— start of Record set —

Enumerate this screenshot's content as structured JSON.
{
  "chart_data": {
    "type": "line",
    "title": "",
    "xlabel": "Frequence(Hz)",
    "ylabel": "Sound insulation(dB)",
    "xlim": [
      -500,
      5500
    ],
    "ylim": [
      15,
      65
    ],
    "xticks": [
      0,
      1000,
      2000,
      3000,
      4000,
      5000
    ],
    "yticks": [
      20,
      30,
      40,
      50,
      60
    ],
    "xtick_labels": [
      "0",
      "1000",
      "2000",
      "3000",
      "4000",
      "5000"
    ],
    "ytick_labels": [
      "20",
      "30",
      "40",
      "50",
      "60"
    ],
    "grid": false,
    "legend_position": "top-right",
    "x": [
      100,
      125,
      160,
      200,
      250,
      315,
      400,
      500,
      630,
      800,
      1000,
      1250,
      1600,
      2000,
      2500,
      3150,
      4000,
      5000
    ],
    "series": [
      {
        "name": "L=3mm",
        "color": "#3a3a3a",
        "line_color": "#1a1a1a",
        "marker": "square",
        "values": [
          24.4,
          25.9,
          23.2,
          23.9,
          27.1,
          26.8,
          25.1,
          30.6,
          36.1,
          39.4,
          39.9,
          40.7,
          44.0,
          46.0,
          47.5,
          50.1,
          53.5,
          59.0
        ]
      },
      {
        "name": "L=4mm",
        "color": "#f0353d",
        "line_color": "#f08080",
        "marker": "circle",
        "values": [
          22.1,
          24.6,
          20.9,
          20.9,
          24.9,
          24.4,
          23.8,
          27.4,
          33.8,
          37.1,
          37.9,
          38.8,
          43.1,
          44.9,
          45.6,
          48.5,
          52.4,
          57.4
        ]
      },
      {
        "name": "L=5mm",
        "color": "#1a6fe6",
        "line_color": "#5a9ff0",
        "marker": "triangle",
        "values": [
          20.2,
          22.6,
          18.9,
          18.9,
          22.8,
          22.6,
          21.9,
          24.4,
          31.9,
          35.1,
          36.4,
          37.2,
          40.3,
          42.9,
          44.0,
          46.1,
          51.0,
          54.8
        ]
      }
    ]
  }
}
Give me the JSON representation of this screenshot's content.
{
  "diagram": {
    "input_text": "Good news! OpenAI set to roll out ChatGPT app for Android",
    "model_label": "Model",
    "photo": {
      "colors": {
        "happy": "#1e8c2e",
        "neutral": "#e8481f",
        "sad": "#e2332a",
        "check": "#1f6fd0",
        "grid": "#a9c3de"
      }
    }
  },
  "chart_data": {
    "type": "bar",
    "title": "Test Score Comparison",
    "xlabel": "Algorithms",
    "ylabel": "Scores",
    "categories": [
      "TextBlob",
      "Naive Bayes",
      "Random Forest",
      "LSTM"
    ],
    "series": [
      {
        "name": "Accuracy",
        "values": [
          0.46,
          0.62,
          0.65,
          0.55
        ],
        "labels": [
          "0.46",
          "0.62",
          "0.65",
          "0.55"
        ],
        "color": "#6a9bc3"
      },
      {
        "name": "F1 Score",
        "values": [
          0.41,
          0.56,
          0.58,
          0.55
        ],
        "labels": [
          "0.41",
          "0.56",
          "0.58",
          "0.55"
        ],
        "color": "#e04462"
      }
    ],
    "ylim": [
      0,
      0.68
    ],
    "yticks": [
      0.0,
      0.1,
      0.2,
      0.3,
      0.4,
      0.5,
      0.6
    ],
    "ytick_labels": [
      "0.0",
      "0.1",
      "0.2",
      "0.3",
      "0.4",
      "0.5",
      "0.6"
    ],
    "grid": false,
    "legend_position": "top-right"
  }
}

— end of Record set —

Copy the data above in full, character for character.

» Complete output
Enumerate this screenshot's content as structured JSON.
{
  "chart_data": {
    "type": "line",
    "title": "",
    "xlabel": "Frequence(Hz)",
    "ylabel": "Sound insulation(dB)",
    "xlim": [
      -500,
      5500
    ],
    "ylim": [
      15,
      65
    ],
    "xticks": [
      0,
      1000,
      2000,
      3000,
      4000,
      5000
    ],
    "yticks": [
      20,
      30,
      40,
      50,
      60
    ],
    "xtick_labels": [
      "0",
      "1000",
      "2000",
      "3000",
      "4000",
      "5000"
    ],
    "ytick_labels": [
      "20",
      "30",
      "40",
      "50",
      "60"
    ],
    "grid": false,
    "legend_position": "top-right",
    "x": [
      100,
      125,
      160,
      200,
      250,
      315,
      400,
      500,
      630,
      800,
      1000,
      1250,
      1600,
      2000,
      2500,
      3150,
      4000,
      5000
    ],
    "series": [
      {
        "name": "L=3mm",
        "color": "#3a3a3a",
        "line_color": "#1a1a1a",
        "marker": "square",
        "values": [
          24.4,
          25.9,
          23.2,
          23.9,
          27.1,
          26.8,
          25.1,
          30.6,
          36.1,
          39.4,
          39.9,
          40.7,
          44.0,
          46.0,
          47.5,
          50.1,
          53.5,
          59.0
        ]
      },
      {
        "name": "L=4mm",
        "color": "#f0353d",
        "line_color": "#f08080",
        "marker": "circle",
        "values": [
          22.1,
          24.6,
          20.9,
          20.9,
          24.9,
          24.4,
          23.8,
          27.4,
          33.8,
          37.1,
          37.9,
          38.8,
          43.1,
          44.9,
          45.6,
          48.5,
          52.4,
          57.4
        ]
      },
      {
        "name": "L=5mm",
        "color": "#1a6fe6",
        "line_color": "#5a9ff0",
        "marker": "triangle",
        "values": [
          20.2,
          22.6,
          18.9,
          18.9,
          22.8,
          22.6,
          21.9,
          24.4,
          31.9,
          35.1,
          36.4,
          37.2,
          40.3,
          42.9,
          44.0,
          46.1,
          51.0,
          54.8
        ]
      }
    ]
  }
}
Give me the JSON representation of this screenshot's content.
{
  "diagram": {
    "input_text": "Good news! OpenAI set to roll out ChatGPT app for Android",
    "model_label": "Model",
    "photo": {
      "colors": {
        "happy": "#1e8c2e",
        "neutral": "#e8481f",
        "sad": "#e2332a",
        "check": "#1f6fd0",
        "grid": "#a9c3de"
      }
    }
  },
  "chart_data": {
    "type": "bar",
    "title": "Test Score Comparison",
    "xlabel": "Algorithms",
    "ylabel": "Scores",
    "categories": [
      "TextBlob",
      "Naive Bayes",
      "Random Forest",
      "LSTM"
    ],
    "series": [
      {
        "name": "Accuracy",
        "values": [
          0.46,
          0.62,
          0.65,
          0.55
        ],
        "labels": [
          "0.46",
          "0.62",
          "0.65",
          "0.55"
        ],
        "color": "#6a9bc3"
      },
      {
        "name": "F1 Score",
        "values": [
          0.41,
          0.56,
          0.58,
          0.55
        ],
        "labels": [
          "0.41",
          "0.56",
          "0.58",
          "0.55"
        ],
        "color": "#e04462"
      }
    ],
    "ylim": [
      0,
      0.68
    ],
    "yticks": [
      0.0,
      0.1,
      0.2,
      0.3,
      0.4,
      0.5,
      0.6
    ],
    "ytick_labels": [
      "0.0",
      "0.1",
      "0.2",
      "0.3",
      "0.4",
      "0.5",
      "0.6"
    ],
    "grid": false,
    "legend_position": "top-right"
  }
}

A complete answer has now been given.